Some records

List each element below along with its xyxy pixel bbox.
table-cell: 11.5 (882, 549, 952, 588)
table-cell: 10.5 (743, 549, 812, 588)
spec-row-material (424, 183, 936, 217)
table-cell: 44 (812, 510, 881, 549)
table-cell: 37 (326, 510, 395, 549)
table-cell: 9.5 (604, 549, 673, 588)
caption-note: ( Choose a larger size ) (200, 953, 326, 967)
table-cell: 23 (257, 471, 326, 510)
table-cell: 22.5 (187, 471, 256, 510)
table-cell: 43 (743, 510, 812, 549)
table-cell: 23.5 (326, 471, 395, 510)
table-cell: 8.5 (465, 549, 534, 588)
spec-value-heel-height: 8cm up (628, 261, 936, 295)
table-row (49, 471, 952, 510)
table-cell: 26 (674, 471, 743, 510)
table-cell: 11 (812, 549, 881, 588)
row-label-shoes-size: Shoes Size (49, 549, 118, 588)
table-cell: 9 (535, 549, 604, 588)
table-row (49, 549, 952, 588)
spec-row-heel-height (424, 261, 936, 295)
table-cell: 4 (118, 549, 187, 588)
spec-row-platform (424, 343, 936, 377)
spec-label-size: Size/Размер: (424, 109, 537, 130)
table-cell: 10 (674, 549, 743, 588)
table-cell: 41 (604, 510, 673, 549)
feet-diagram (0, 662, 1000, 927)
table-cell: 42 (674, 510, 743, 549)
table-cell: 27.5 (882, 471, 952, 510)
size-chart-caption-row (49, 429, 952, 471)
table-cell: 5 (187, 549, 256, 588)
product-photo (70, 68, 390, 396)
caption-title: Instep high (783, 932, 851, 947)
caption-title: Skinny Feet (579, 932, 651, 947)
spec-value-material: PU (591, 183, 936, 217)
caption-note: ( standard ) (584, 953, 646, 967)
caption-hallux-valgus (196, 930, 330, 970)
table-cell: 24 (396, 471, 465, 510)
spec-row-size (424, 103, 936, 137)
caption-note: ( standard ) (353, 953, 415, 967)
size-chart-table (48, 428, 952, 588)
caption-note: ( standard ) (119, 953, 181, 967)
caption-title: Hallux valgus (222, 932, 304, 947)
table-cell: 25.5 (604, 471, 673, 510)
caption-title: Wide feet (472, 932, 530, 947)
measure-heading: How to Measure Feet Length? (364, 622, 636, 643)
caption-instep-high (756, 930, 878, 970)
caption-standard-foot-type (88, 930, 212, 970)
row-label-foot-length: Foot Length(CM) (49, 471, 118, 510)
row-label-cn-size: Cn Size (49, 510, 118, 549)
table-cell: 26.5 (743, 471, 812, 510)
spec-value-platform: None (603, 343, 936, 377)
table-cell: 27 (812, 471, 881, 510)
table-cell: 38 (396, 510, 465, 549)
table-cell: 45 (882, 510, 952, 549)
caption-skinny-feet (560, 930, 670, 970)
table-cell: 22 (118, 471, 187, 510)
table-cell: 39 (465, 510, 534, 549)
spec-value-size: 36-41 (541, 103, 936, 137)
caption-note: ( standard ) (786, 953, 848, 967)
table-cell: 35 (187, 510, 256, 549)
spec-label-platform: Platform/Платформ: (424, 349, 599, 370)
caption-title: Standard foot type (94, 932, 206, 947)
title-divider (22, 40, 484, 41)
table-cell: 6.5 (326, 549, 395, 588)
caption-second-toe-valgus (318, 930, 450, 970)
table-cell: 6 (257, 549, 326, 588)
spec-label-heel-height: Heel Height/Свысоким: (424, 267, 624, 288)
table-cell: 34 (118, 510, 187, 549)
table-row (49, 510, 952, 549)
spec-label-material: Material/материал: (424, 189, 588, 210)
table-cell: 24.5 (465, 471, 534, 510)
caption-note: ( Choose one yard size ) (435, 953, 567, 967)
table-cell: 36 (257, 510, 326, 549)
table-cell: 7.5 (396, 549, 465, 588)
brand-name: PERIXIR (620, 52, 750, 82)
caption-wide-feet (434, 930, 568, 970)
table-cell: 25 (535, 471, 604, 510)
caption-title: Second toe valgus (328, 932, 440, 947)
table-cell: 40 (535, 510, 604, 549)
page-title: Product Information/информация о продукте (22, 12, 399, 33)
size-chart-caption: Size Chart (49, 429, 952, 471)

**Task directions:**
Print the lines above without any changes, in the same order.

**Worked answer:**
List each element below along with its xyxy pixel bbox.
table-cell: 11.5 (882, 549, 952, 588)
table-cell: 10.5 (743, 549, 812, 588)
spec-row-material (424, 183, 936, 217)
table-cell: 44 (812, 510, 881, 549)
table-cell: 37 (326, 510, 395, 549)
table-cell: 9.5 (604, 549, 673, 588)
caption-note: ( Choose a larger size ) (200, 953, 326, 967)
table-cell: 23 (257, 471, 326, 510)
table-cell: 22.5 (187, 471, 256, 510)
table-cell: 43 (743, 510, 812, 549)
table-cell: 23.5 (326, 471, 395, 510)
table-cell: 8.5 (465, 549, 534, 588)
spec-value-heel-height: 8cm up (628, 261, 936, 295)
table-row (49, 471, 952, 510)
table-cell: 26 (674, 471, 743, 510)
table-cell: 11 (812, 549, 881, 588)
row-label-shoes-size: Shoes Size (49, 549, 118, 588)
table-cell: 9 (535, 549, 604, 588)
table-row (49, 549, 952, 588)
spec-row-heel-height (424, 261, 936, 295)
table-cell: 4 (118, 549, 187, 588)
spec-row-platform (424, 343, 936, 377)
spec-label-size: Size/Размер: (424, 109, 537, 130)
table-cell: 10 (674, 549, 743, 588)
table-cell: 41 (604, 510, 673, 549)
feet-diagram (0, 662, 1000, 927)
table-cell: 42 (674, 510, 743, 549)
table-cell: 27.5 (882, 471, 952, 510)
size-chart-caption-row (49, 429, 952, 471)
table-cell: 5 (187, 549, 256, 588)
product-photo (70, 68, 390, 396)
caption-title: Instep high (783, 932, 851, 947)
caption-title: Skinny Feet (579, 932, 651, 947)
spec-value-material: PU (591, 183, 936, 217)
caption-note: ( standard ) (584, 953, 646, 967)
caption-hallux-valgus (196, 930, 330, 970)
table-cell: 24 (396, 471, 465, 510)
spec-row-size (424, 103, 936, 137)
caption-note: ( standard ) (353, 953, 415, 967)
size-chart-table (48, 428, 952, 588)
caption-note: ( standard ) (119, 953, 181, 967)
caption-title: Hallux valgus (222, 932, 304, 947)
table-cell: 25.5 (604, 471, 673, 510)
caption-title: Wide feet (472, 932, 530, 947)
measure-heading: How to Measure Feet Length? (364, 622, 636, 643)
caption-instep-high (756, 930, 878, 970)
caption-standard-foot-type (88, 930, 212, 970)
row-label-foot-length: Foot Length(CM) (49, 471, 118, 510)
row-label-cn-size: Cn Size (49, 510, 118, 549)
table-cell: 26.5 (743, 471, 812, 510)
spec-value-platform: None (603, 343, 936, 377)
table-cell: 27 (812, 471, 881, 510)
table-cell: 38 (396, 510, 465, 549)
table-cell: 45 (882, 510, 952, 549)
caption-skinny-feet (560, 930, 670, 970)
table-cell: 22 (118, 471, 187, 510)
table-cell: 39 (465, 510, 534, 549)
spec-value-size: 36-41 (541, 103, 936, 137)
caption-note: ( standard ) (786, 953, 848, 967)
table-cell: 35 (187, 510, 256, 549)
spec-label-platform: Platform/Платформ: (424, 349, 599, 370)
caption-title: Standard foot type (94, 932, 206, 947)
title-divider (22, 40, 484, 41)
table-cell: 6.5 (326, 549, 395, 588)
caption-second-toe-valgus (318, 930, 450, 970)
table-cell: 6 (257, 549, 326, 588)
spec-label-heel-height: Heel Height/Свысоким: (424, 267, 624, 288)
table-cell: 34 (118, 510, 187, 549)
table-row (49, 510, 952, 549)
spec-label-material: Material/материал: (424, 189, 588, 210)
table-cell: 24.5 (465, 471, 534, 510)
caption-note: ( Choose one yard size ) (435, 953, 567, 967)
table-cell: 36 (257, 510, 326, 549)
table-cell: 7.5 (396, 549, 465, 588)
brand-name: PERIXIR (620, 52, 750, 82)
caption-wide-feet (434, 930, 568, 970)
table-cell: 25 (535, 471, 604, 510)
caption-title: Second toe valgus (328, 932, 440, 947)
table-cell: 40 (535, 510, 604, 549)
page-title: Product Information/информация о продукте (22, 12, 399, 33)
size-chart-caption: Size Chart (49, 429, 952, 471)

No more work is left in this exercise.